What is required:
Update the data starting with the line with "Text: J: J [669, 876, 674, 890]" and going on through the line with "Text: F: F [393, 545, 401, 557]", changing "Virtual" to "Remote" and leaving everything else unchanged.

Dataset extract:
_ _ _ _

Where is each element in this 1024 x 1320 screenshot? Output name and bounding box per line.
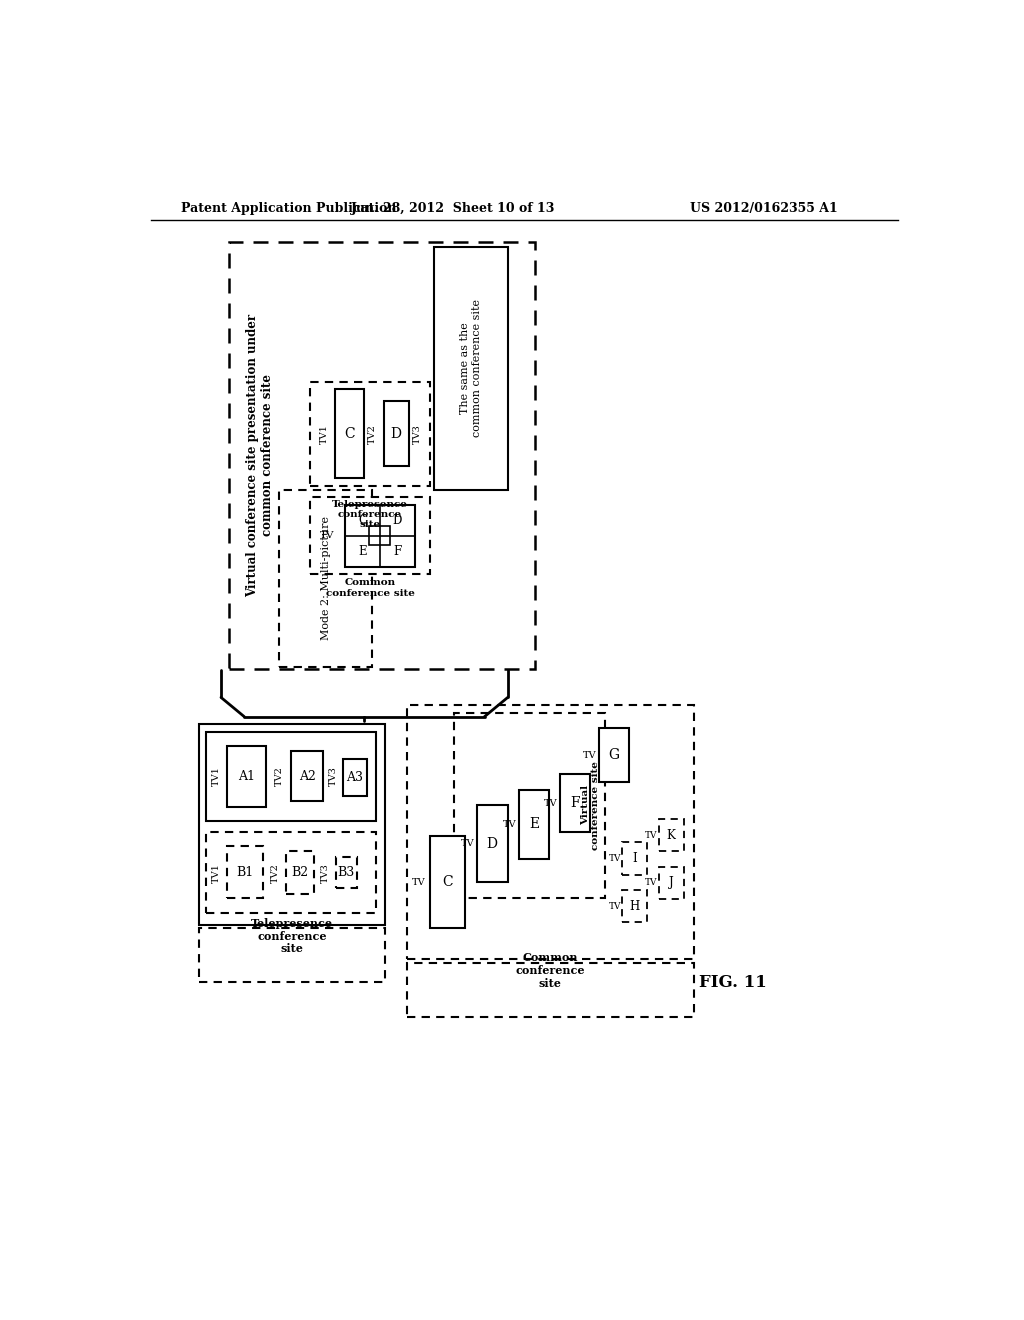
Text: J: J [669, 876, 674, 890]
Text: D: D [392, 513, 402, 527]
Bar [291, 751, 324, 801]
Bar [227, 746, 266, 807]
Text: TV3: TV3 [322, 863, 330, 883]
Text: B1: B1 [237, 866, 254, 879]
Text: Virtual
conference site: Virtual conference site [581, 760, 600, 850]
Text: TV: TV [412, 878, 425, 887]
Text: TV2: TV2 [368, 424, 377, 444]
Text: Common
conference site: Common conference site [326, 578, 415, 598]
Text: TV1: TV1 [212, 863, 221, 883]
Text: US 2012/0162355 A1: US 2012/0162355 A1 [689, 202, 838, 215]
Bar [310, 498, 430, 574]
Text: F: F [393, 545, 401, 557]
Bar [519, 789, 549, 859]
Text: D: D [486, 837, 498, 850]
Text: Mode 2: Multi-picture: Mode 2: Multi-picture [321, 516, 331, 640]
Text: A1: A1 [238, 770, 255, 783]
Bar [345, 504, 415, 566]
Bar [200, 928, 385, 982]
Bar [310, 381, 430, 486]
Text: TV2: TV2 [270, 863, 280, 883]
Bar [623, 890, 647, 923]
Text: Common
conference
site: Common conference site [516, 953, 585, 989]
Text: FIG. 11: FIG. 11 [698, 974, 766, 991]
Text: B2: B2 [292, 866, 308, 879]
Text: C: C [344, 426, 355, 441]
Text: TV1: TV1 [319, 424, 329, 444]
Bar [335, 389, 365, 478]
Bar [560, 775, 590, 832]
Bar [206, 733, 376, 821]
Bar [454, 713, 604, 898]
Text: K: K [667, 829, 676, 842]
Bar [370, 527, 390, 545]
Bar [200, 725, 385, 924]
Bar [206, 832, 376, 913]
Text: G: G [608, 748, 620, 762]
Text: Virtual conference site presentation under
common conference site: Virtual conference site presentation und… [246, 314, 273, 597]
Bar [407, 964, 693, 1016]
Text: TV: TV [645, 830, 657, 840]
Bar [407, 705, 693, 960]
Text: Patent Application Publication: Patent Application Publication [180, 202, 396, 215]
Text: Telepresence
conference
site: Telepresence conference site [251, 917, 333, 954]
Text: E: E [358, 545, 367, 557]
Bar [343, 759, 367, 796]
Text: B3: B3 [338, 866, 354, 879]
Text: A2: A2 [299, 770, 315, 783]
Bar [658, 818, 684, 851]
Bar [336, 857, 356, 887]
Text: C: C [358, 513, 367, 527]
Text: TV1: TV1 [212, 767, 221, 787]
Text: TV3: TV3 [329, 767, 338, 787]
Bar [434, 247, 508, 490]
Text: I: I [633, 851, 637, 865]
Text: TV: TV [583, 751, 597, 759]
Text: Jun. 28, 2012  Sheet 10 of 13: Jun. 28, 2012 Sheet 10 of 13 [351, 202, 556, 215]
Text: TV2: TV2 [274, 767, 284, 787]
Text: TV3: TV3 [413, 424, 422, 444]
Text: E: E [529, 817, 540, 832]
Bar [623, 842, 647, 875]
Text: TV: TV [545, 799, 558, 808]
Bar [280, 490, 372, 667]
Bar [430, 836, 465, 928]
Text: Telepresence
conference
site: Telepresence conference site [332, 499, 409, 529]
Bar [658, 867, 684, 899]
Bar [286, 851, 314, 894]
Text: TV: TV [503, 820, 517, 829]
Text: H: H [630, 899, 640, 912]
Text: A3: A3 [346, 771, 364, 784]
Text: D: D [390, 426, 401, 441]
Text: TV: TV [645, 879, 657, 887]
Text: TV: TV [319, 531, 335, 540]
Text: TV: TV [608, 854, 621, 863]
Text: TV: TV [461, 840, 474, 849]
Text: TV: TV [608, 902, 621, 911]
Bar [227, 846, 263, 899]
Text: F: F [570, 796, 580, 810]
Bar [599, 729, 629, 781]
Text: C: C [442, 875, 453, 890]
Text: The same as the
common conference site: The same as the common conference site [460, 300, 481, 437]
Bar [477, 805, 508, 882]
Bar [384, 401, 409, 466]
Bar [228, 242, 535, 669]
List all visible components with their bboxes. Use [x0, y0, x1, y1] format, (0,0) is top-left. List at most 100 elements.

_ _ _ _

Exercise result:
Text: J: J [669, 876, 674, 890]
Text: D: D [392, 513, 402, 527]
Bar [291, 751, 324, 801]
Bar [227, 746, 266, 807]
Text: TV3: TV3 [322, 863, 330, 883]
Text: B1: B1 [237, 866, 254, 879]
Text: Remote
conference site: Remote conference site [581, 760, 600, 850]
Text: TV: TV [412, 878, 425, 887]
Text: TV2: TV2 [368, 424, 377, 444]
Text: Common
conference site: Common conference site [326, 578, 415, 598]
Text: TV1: TV1 [212, 863, 221, 883]
Text: US 2012/0162355 A1: US 2012/0162355 A1 [689, 202, 838, 215]
Bar [310, 498, 430, 574]
Text: F: F [393, 545, 401, 557]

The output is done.